* Challenge
Without changing a character, return the entries, but not the images they hold.

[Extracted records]
[BEGIN]

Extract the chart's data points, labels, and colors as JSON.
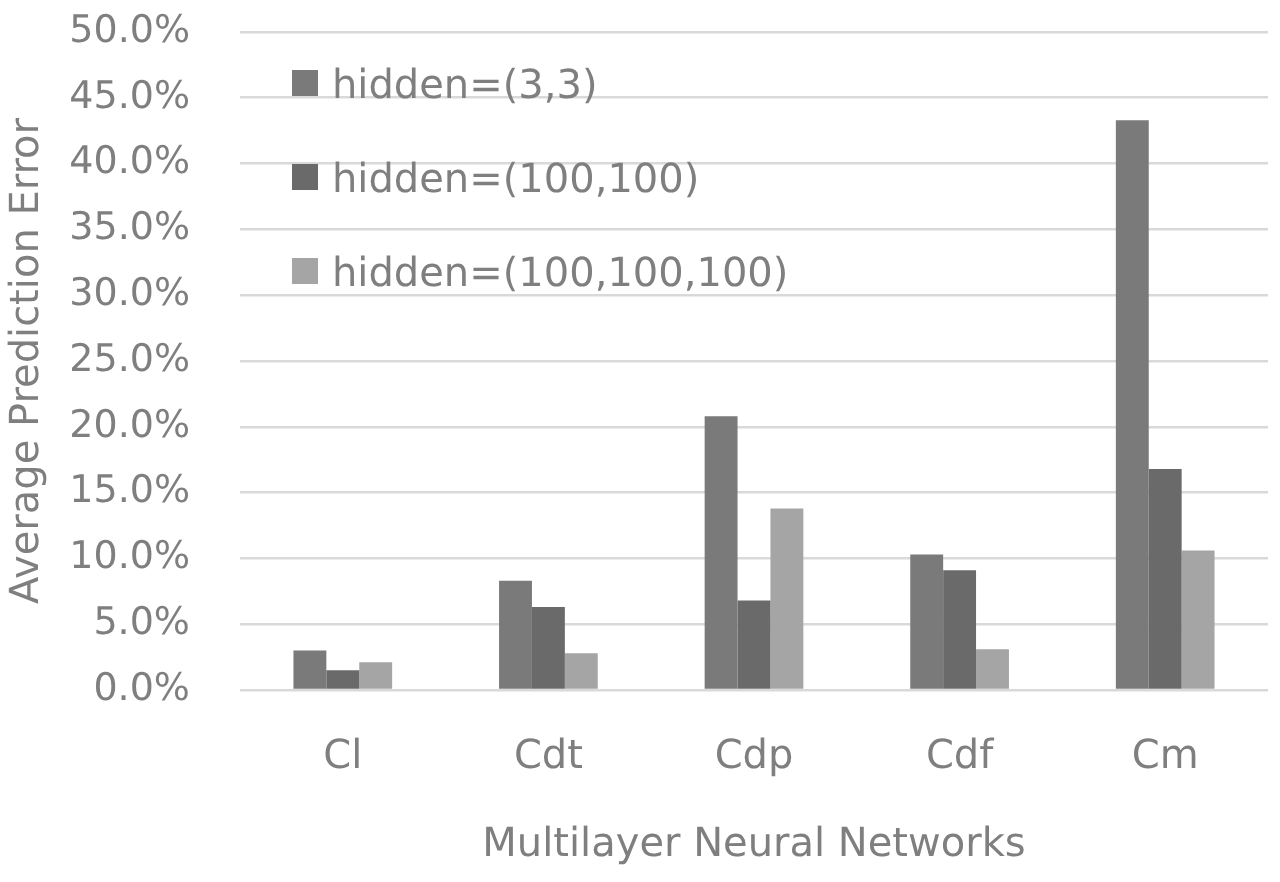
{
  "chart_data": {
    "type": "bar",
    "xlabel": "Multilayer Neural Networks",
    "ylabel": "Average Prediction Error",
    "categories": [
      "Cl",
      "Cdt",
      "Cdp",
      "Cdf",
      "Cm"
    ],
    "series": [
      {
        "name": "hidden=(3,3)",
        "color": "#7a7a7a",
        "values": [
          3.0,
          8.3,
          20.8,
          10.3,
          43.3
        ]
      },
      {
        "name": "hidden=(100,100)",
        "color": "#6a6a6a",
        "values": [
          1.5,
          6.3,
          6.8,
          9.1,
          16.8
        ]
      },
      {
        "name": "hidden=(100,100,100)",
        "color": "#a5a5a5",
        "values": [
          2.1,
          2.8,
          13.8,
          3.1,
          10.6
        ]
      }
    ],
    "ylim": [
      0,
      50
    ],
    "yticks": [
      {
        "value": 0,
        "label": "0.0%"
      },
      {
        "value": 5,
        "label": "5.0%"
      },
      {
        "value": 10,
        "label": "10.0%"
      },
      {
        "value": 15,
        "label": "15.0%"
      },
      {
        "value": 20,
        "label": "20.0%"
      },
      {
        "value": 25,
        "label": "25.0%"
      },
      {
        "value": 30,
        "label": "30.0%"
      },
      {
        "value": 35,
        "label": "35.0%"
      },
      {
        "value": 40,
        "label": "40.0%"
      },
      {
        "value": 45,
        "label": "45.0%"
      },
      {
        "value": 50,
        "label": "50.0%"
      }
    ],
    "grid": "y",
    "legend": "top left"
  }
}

[END]

* Written reply
Extract the chart's data points, labels, and colors as JSON.
{
  "chart_data": {
    "type": "bar",
    "xlabel": "Multilayer Neural Networks",
    "ylabel": "Average Prediction Error",
    "categories": [
      "Cl",
      "Cdt",
      "Cdp",
      "Cdf",
      "Cm"
    ],
    "series": [
      {
        "name": "hidden=(3,3)",
        "color": "#7a7a7a",
        "values": [
          3.0,
          8.3,
          20.8,
          10.3,
          43.3
        ]
      },
      {
        "name": "hidden=(100,100)",
        "color": "#6a6a6a",
        "values": [
          1.5,
          6.3,
          6.8,
          9.1,
          16.8
        ]
      },
      {
        "name": "hidden=(100,100,100)",
        "color": "#a5a5a5",
        "values": [
          2.1,
          2.8,
          13.8,
          3.1,
          10.6
        ]
      }
    ],
    "ylim": [
      0,
      50
    ],
    "yticks": [
      {
        "value": 0,
        "label": "0.0%"
      },
      {
        "value": 5,
        "label": "5.0%"
      },
      {
        "value": 10,
        "label": "10.0%"
      },
      {
        "value": 15,
        "label": "15.0%"
      },
      {
        "value": 20,
        "label": "20.0%"
      },
      {
        "value": 25,
        "label": "25.0%"
      },
      {
        "value": 30,
        "label": "30.0%"
      },
      {
        "value": 35,
        "label": "35.0%"
      },
      {
        "value": 40,
        "label": "40.0%"
      },
      {
        "value": 45,
        "label": "45.0%"
      },
      {
        "value": 50,
        "label": "50.0%"
      }
    ],
    "grid": "y",
    "legend": "top left"
  }
}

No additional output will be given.